── Supplied records

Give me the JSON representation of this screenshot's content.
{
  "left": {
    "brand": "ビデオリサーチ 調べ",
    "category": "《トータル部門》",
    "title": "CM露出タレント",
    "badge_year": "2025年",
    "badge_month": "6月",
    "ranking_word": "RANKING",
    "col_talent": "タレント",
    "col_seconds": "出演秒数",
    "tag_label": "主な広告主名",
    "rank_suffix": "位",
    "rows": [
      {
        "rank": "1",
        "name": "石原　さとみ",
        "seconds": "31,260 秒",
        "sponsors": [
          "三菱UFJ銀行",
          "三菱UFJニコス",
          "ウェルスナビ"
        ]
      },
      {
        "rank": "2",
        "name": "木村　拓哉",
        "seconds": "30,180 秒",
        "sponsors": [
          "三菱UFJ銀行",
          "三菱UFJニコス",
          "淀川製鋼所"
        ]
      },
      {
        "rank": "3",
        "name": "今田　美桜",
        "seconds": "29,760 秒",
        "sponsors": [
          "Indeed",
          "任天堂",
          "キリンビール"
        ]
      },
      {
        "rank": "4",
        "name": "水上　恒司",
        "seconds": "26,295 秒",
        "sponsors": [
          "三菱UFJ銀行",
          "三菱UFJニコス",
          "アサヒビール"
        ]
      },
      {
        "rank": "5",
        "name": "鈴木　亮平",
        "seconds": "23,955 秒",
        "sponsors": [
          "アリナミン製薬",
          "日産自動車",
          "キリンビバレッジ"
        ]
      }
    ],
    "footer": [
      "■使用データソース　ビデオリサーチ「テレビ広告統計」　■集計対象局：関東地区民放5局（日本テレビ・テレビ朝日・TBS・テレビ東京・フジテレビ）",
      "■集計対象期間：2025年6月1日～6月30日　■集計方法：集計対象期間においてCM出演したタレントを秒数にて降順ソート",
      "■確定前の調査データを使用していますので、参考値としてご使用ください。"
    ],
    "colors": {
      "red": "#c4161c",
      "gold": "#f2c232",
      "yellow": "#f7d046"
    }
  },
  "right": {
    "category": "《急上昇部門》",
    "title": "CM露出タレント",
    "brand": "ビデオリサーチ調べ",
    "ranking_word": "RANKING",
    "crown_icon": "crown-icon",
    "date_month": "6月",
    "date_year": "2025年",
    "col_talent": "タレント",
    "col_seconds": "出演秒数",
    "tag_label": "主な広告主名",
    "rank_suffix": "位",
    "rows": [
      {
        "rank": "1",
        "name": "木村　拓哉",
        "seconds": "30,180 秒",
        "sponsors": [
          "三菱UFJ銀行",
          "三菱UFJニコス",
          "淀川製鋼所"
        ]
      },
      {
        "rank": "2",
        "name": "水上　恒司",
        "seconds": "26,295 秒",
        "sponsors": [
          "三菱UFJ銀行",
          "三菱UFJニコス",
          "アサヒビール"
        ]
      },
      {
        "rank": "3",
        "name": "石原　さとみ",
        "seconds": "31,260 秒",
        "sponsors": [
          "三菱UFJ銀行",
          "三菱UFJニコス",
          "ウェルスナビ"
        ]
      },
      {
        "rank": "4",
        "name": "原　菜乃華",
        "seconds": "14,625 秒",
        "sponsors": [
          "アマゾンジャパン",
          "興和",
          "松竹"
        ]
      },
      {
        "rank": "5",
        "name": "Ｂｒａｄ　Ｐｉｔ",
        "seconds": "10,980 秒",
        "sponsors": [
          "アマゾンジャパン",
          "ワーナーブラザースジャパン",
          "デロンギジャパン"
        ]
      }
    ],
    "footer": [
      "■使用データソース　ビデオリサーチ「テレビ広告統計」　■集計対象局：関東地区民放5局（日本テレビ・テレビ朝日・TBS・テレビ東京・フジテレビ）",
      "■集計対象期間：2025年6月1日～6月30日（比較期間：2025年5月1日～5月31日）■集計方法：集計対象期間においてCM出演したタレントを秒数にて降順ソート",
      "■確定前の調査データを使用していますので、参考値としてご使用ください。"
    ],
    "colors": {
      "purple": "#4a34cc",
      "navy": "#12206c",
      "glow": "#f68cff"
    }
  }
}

────

▸ **Exercise goal**
Reproduce the entries above in full, verbatim.

▸ **Solution to the exercise**
Give me the JSON representation of this screenshot's content.
{
  "left": {
    "brand": "ビデオリサーチ 調べ",
    "category": "《トータル部門》",
    "title": "CM露出タレント",
    "badge_year": "2025年",
    "badge_month": "6月",
    "ranking_word": "RANKING",
    "col_talent": "タレント",
    "col_seconds": "出演秒数",
    "tag_label": "主な広告主名",
    "rank_suffix": "位",
    "rows": [
      {
        "rank": "1",
        "name": "石原　さとみ",
        "seconds": "31,260 秒",
        "sponsors": [
          "三菱UFJ銀行",
          "三菱UFJニコス",
          "ウェルスナビ"
        ]
      },
      {
        "rank": "2",
        "name": "木村　拓哉",
        "seconds": "30,180 秒",
        "sponsors": [
          "三菱UFJ銀行",
          "三菱UFJニコス",
          "淀川製鋼所"
        ]
      },
      {
        "rank": "3",
        "name": "今田　美桜",
        "seconds": "29,760 秒",
        "sponsors": [
          "Indeed",
          "任天堂",
          "キリンビール"
        ]
      },
      {
        "rank": "4",
        "name": "水上　恒司",
        "seconds": "26,295 秒",
        "sponsors": [
          "三菱UFJ銀行",
          "三菱UFJニコス",
          "アサヒビール"
        ]
      },
      {
        "rank": "5",
        "name": "鈴木　亮平",
        "seconds": "23,955 秒",
        "sponsors": [
          "アリナミン製薬",
          "日産自動車",
          "キリンビバレッジ"
        ]
      }
    ],
    "footer": [
      "■使用データソース　ビデオリサーチ「テレビ広告統計」　■集計対象局：関東地区民放5局（日本テレビ・テレビ朝日・TBS・テレビ東京・フジテレビ）",
      "■集計対象期間：2025年6月1日～6月30日　■集計方法：集計対象期間においてCM出演したタレントを秒数にて降順ソート",
      "■確定前の調査データを使用していますので、参考値としてご使用ください。"
    ],
    "colors": {
      "red": "#c4161c",
      "gold": "#f2c232",
      "yellow": "#f7d046"
    }
  },
  "right": {
    "category": "《急上昇部門》",
    "title": "CM露出タレント",
    "brand": "ビデオリサーチ調べ",
    "ranking_word": "RANKING",
    "crown_icon": "crown-icon",
    "date_month": "6月",
    "date_year": "2025年",
    "col_talent": "タレント",
    "col_seconds": "出演秒数",
    "tag_label": "主な広告主名",
    "rank_suffix": "位",
    "rows": [
      {
        "rank": "1",
        "name": "木村　拓哉",
        "seconds": "30,180 秒",
        "sponsors": [
          "三菱UFJ銀行",
          "三菱UFJニコス",
          "淀川製鋼所"
        ]
      },
      {
        "rank": "2",
        "name": "水上　恒司",
        "seconds": "26,295 秒",
        "sponsors": [
          "三菱UFJ銀行",
          "三菱UFJニコス",
          "アサヒビール"
        ]
      },
      {
        "rank": "3",
        "name": "石原　さとみ",
        "seconds": "31,260 秒",
        "sponsors": [
          "三菱UFJ銀行",
          "三菱UFJニコス",
          "ウェルスナビ"
        ]
      },
      {
        "rank": "4",
        "name": "原　菜乃華",
        "seconds": "14,625 秒",
        "sponsors": [
          "アマゾンジャパン",
          "興和",
          "松竹"
        ]
      },
      {
        "rank": "5",
        "name": "Ｂｒａｄ　Ｐｉｔ",
        "seconds": "10,980 秒",
        "sponsors": [
          "アマゾンジャパン",
          "ワーナーブラザースジャパン",
          "デロンギジャパン"
        ]
      }
    ],
    "footer": [
      "■使用データソース　ビデオリサーチ「テレビ広告統計」　■集計対象局：関東地区民放5局（日本テレビ・テレビ朝日・TBS・テレビ東京・フジテレビ）",
      "■集計対象期間：2025年6月1日～6月30日（比較期間：2025年5月1日～5月31日）■集計方法：集計対象期間においてCM出演したタレントを秒数にて降順ソート",
      "■確定前の調査データを使用していますので、参考値としてご使用ください。"
    ],
    "colors": {
      "purple": "#4a34cc",
      "navy": "#12206c",
      "glow": "#f68cff"
    }
  }
}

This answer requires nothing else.